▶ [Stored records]
--------------------------------------------------

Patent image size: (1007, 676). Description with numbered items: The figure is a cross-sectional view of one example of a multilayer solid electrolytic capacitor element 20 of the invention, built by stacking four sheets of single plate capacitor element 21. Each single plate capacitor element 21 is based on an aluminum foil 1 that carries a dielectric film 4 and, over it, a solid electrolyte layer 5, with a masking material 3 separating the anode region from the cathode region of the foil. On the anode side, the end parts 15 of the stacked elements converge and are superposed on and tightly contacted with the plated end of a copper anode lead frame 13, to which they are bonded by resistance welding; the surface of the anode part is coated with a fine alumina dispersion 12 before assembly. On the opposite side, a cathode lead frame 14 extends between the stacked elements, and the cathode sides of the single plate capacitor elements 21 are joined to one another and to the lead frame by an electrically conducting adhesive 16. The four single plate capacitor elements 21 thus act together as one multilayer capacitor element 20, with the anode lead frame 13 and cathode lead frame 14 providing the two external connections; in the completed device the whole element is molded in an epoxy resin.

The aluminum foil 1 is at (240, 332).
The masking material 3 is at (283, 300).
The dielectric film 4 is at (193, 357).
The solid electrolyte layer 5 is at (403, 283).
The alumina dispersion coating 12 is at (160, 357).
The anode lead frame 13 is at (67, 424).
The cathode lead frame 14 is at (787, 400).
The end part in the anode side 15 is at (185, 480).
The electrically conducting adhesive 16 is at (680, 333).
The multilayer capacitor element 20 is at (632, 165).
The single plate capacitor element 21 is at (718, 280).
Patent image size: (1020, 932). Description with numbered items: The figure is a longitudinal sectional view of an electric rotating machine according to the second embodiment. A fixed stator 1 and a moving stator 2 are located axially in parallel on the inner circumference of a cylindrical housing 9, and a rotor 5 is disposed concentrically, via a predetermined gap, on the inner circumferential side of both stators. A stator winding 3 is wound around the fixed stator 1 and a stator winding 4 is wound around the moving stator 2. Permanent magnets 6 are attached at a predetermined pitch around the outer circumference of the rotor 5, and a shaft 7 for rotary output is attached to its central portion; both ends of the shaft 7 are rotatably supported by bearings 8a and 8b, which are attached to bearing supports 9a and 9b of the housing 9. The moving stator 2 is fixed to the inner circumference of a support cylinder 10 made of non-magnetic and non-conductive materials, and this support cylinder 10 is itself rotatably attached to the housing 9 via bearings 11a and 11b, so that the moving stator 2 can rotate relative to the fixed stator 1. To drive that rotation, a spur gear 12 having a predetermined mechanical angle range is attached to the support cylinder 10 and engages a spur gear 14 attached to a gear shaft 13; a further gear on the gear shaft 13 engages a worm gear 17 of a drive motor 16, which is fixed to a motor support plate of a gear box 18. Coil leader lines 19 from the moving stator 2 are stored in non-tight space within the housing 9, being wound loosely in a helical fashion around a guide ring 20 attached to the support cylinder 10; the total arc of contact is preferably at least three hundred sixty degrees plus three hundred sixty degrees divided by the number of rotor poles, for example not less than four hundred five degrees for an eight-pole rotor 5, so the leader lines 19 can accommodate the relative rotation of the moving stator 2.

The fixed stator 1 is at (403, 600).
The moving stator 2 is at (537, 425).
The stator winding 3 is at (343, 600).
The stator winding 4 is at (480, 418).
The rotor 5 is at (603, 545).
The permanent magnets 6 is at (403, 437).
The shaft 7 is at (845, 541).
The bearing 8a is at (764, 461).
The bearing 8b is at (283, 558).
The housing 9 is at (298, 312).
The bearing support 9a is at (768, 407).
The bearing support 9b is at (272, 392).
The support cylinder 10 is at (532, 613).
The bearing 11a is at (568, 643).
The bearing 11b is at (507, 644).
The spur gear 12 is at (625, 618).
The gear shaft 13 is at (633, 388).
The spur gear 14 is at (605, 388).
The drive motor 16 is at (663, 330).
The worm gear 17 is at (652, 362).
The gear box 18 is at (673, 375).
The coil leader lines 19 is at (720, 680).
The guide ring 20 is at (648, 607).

--------------------------------------------------

▶ [To be done]
Rewrite the listing from its start through the line containing "The cathode lead frame 14 is at (787, 400).", replacing "epoxy resin" with "silicone resin" and leaving everything else unchanged.

▶ [Result below]
Patent image size: (1007, 676). Description with numbered items: The figure is a cross-sectional view of one example of a multilayer solid electrolytic capacitor element 20 of the invention, built by stacking four sheets of single plate capacitor element 21. Each single plate capacitor element 21 is based on an aluminum foil 1 that carries a dielectric film 4 and, over it, a solid electrolyte layer 5, with a masking material 3 separating the anode region from the cathode region of the foil. On the anode side, the end parts 15 of the stacked elements converge and are superposed on and tightly contacted with the plated end of a copper anode lead frame 13, to which they are bonded by resistance welding; the surface of the anode part is coated with a fine alumina dispersion 12 before assembly. On the opposite side, a cathode lead frame 14 extends between the stacked elements, and the cathode sides of the single plate capacitor elements 21 are joined to one another and to the lead frame by an electrically conducting adhesive 16. The four single plate capacitor elements 21 thus act together as one multilayer capacitor element 20, with the anode lead frame 13 and cathode lead frame 14 providing the two external connections; in the completed device the whole element is molded in an silicone resin.

The aluminum foil 1 is at (240, 332).
The masking material 3 is at (283, 300).
The dielectric film 4 is at (193, 357).
The solid electrolyte layer 5 is at (403, 283).
The alumina dispersion coating 12 is at (160, 357).
The anode lead frame 13 is at (67, 424).
The cathode lead frame 14 is at (787, 400).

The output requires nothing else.